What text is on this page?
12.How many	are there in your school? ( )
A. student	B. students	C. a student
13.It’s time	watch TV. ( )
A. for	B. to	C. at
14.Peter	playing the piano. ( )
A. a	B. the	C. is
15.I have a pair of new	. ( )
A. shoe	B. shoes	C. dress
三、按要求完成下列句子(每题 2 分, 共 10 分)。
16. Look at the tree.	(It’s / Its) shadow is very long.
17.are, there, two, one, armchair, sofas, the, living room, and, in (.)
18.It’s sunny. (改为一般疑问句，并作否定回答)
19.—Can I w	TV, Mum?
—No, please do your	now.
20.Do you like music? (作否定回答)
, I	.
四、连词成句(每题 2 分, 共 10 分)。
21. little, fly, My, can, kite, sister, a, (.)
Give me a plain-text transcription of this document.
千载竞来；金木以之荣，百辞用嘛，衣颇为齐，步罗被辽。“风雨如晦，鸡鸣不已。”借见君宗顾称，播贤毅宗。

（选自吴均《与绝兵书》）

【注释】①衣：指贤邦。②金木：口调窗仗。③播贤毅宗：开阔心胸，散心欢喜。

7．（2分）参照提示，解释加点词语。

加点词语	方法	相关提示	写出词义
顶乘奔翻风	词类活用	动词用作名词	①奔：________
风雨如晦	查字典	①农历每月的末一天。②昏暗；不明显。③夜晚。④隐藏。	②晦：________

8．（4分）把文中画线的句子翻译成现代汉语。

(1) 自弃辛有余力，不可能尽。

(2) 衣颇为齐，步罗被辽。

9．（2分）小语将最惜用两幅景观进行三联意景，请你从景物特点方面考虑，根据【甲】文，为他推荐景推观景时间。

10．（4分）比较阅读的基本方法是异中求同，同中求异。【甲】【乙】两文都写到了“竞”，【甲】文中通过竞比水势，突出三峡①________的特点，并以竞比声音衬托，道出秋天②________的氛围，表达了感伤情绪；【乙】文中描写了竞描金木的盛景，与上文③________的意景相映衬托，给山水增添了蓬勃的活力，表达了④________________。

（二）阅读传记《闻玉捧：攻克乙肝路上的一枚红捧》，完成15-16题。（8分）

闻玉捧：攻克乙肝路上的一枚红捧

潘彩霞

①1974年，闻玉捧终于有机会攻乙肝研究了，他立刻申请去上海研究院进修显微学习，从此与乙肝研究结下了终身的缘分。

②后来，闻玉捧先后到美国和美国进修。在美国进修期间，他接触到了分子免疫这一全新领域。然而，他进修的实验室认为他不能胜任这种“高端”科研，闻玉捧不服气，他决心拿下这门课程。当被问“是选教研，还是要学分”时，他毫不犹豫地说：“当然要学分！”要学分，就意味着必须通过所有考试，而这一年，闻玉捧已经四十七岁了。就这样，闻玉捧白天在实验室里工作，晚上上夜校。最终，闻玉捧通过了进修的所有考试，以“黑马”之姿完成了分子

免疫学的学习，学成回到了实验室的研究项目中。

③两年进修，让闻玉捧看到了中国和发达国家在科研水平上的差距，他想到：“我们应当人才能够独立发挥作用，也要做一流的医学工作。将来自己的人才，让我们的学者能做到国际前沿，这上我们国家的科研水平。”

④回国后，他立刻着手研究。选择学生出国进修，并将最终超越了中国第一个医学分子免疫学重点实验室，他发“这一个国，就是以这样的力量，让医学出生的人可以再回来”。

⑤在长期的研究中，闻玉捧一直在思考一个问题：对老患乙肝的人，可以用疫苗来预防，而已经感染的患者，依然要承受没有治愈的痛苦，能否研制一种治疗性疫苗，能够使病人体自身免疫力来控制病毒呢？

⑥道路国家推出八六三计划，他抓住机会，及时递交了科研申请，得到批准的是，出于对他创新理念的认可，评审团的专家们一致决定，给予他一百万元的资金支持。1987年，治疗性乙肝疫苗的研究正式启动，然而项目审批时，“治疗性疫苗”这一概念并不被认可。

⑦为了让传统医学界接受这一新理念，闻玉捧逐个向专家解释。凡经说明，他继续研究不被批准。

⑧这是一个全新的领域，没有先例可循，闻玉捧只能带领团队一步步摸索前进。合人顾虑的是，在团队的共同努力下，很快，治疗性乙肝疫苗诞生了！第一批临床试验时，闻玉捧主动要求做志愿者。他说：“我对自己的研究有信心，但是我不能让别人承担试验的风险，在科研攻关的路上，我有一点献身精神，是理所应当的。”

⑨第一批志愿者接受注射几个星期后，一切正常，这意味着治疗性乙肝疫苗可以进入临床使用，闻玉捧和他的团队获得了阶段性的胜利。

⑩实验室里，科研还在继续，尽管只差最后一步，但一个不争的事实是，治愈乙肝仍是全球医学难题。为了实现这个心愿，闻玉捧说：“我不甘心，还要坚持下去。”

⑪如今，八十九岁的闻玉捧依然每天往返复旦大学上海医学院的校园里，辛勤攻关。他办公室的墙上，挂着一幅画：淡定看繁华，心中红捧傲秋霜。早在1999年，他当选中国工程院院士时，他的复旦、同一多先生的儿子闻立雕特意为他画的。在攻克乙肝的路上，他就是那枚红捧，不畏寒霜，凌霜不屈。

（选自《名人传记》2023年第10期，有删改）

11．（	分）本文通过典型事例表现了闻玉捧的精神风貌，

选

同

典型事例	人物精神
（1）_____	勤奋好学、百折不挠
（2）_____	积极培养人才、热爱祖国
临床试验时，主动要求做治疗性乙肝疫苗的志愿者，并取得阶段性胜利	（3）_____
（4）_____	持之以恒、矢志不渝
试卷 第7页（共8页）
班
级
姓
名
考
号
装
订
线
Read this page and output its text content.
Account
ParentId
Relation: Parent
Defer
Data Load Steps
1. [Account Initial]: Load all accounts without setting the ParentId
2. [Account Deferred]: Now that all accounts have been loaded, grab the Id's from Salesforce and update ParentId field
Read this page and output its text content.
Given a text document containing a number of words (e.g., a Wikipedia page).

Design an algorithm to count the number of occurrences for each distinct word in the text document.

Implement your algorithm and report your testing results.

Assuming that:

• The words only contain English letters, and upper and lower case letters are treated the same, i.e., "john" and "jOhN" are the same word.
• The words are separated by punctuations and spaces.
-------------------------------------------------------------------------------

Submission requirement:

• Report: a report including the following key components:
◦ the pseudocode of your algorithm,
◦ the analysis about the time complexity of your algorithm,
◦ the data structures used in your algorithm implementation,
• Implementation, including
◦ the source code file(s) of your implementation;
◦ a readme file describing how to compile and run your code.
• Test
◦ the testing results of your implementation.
==================================================
> Work to be completed
Give only the number of lines that include the word "your".

> Solution to this exercise
9